Stored data entries
>> Start

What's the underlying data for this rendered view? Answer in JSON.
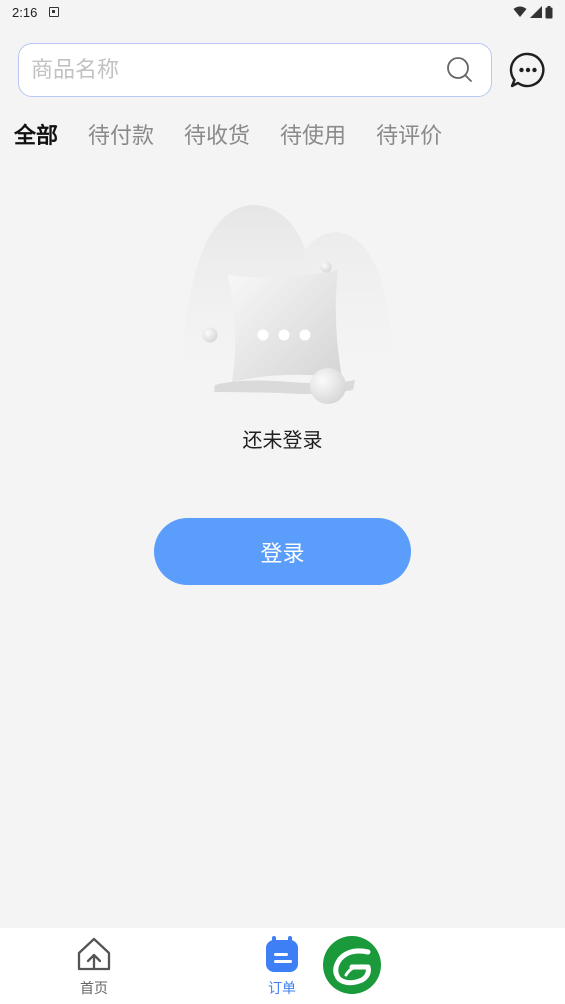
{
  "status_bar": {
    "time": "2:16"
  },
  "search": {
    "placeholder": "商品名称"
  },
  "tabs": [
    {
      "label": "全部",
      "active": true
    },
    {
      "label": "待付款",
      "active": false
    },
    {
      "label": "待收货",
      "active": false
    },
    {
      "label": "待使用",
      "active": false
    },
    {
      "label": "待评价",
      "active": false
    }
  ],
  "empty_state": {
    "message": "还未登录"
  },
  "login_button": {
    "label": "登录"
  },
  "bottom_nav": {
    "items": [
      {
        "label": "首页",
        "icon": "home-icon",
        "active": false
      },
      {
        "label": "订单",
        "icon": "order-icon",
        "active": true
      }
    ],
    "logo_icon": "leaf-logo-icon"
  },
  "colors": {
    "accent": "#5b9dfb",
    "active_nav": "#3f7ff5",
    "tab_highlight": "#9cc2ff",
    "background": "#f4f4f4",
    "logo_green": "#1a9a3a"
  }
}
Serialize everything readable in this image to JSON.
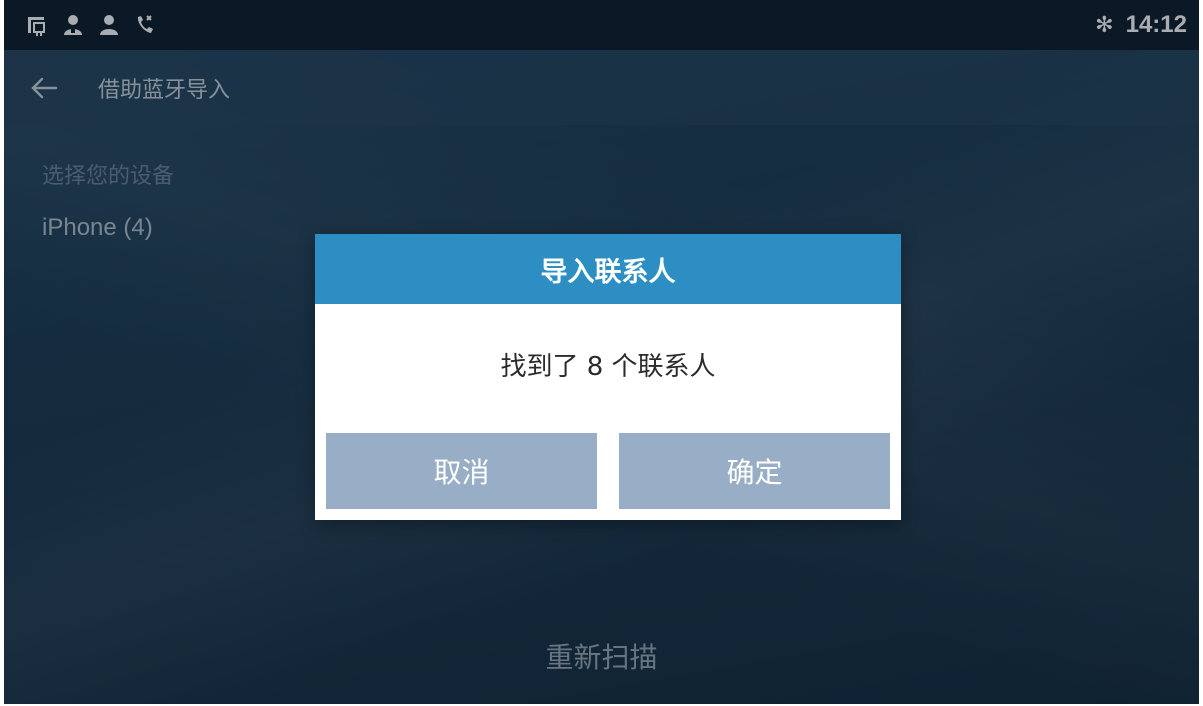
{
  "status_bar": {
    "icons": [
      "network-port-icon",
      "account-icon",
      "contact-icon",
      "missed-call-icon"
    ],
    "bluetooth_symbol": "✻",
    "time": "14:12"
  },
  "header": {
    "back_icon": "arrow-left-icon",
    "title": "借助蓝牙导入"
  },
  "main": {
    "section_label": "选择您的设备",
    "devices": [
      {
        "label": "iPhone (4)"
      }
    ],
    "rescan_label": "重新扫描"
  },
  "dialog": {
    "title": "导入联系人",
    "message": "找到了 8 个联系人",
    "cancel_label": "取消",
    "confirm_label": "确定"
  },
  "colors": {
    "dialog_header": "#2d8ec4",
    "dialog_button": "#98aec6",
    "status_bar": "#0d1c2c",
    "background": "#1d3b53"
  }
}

>> End

Pictures are excluded; copy every other part of the records exactly.

What's the underlying data for this rendered view? Answer in JSON.
{
  "status_bar": {
    "time": "2:16"
  },
  "search": {
    "placeholder": "商品名称"
  },
  "tabs": [
    {
      "label": "全部",
      "active": true
    },
    {
      "label": "待付款",
      "active": false
    },
    {
      "label": "待收货",
      "active": false
    },
    {
      "label": "待使用",
      "active": false
    },
    {
      "label": "待评价",
      "active": false
    }
  ],
  "empty_state": {
    "message": "还未登录"
  },
  "login_button": {
    "label": "登录"
  },
  "bottom_nav": {
    "items": [
      {
        "label": "首页",
        "icon": "home-icon",
        "active": false
      },
      {
        "label": "订单",
        "icon": "order-icon",
        "active": true
      }
    ],
    "logo_icon": "leaf-logo-icon"
  },
  "colors": {
    "accent": "#5b9dfb",
    "active_nav": "#3f7ff5",
    "tab_highlight": "#9cc2ff",
    "background": "#f4f4f4",
    "logo_green": "#1a9a3a"
  }
}
Serialize everything readable in this image to JSON.
{
  "status_bar": {
    "icons": [
      "network-port-icon",
      "account-icon",
      "contact-icon",
      "missed-call-icon"
    ],
    "bluetooth_symbol": "✻",
    "time": "14:12"
  },
  "header": {
    "back_icon": "arrow-left-icon",
    "title": "借助蓝牙导入"
  },
  "main": {
    "section_label": "选择您的设备",
    "devices": [
      {
        "label": "iPhone (4)"
      }
    ],
    "rescan_label": "重新扫描"
  },
  "dialog": {
    "title": "导入联系人",
    "message": "找到了 8 个联系人",
    "cancel_label": "取消",
    "confirm_label": "确定"
  },
  "colors": {
    "dialog_header": "#2d8ec4",
    "dialog_button": "#98aec6",
    "status_bar": "#0d1c2c",
    "background": "#1d3b53"
  }
}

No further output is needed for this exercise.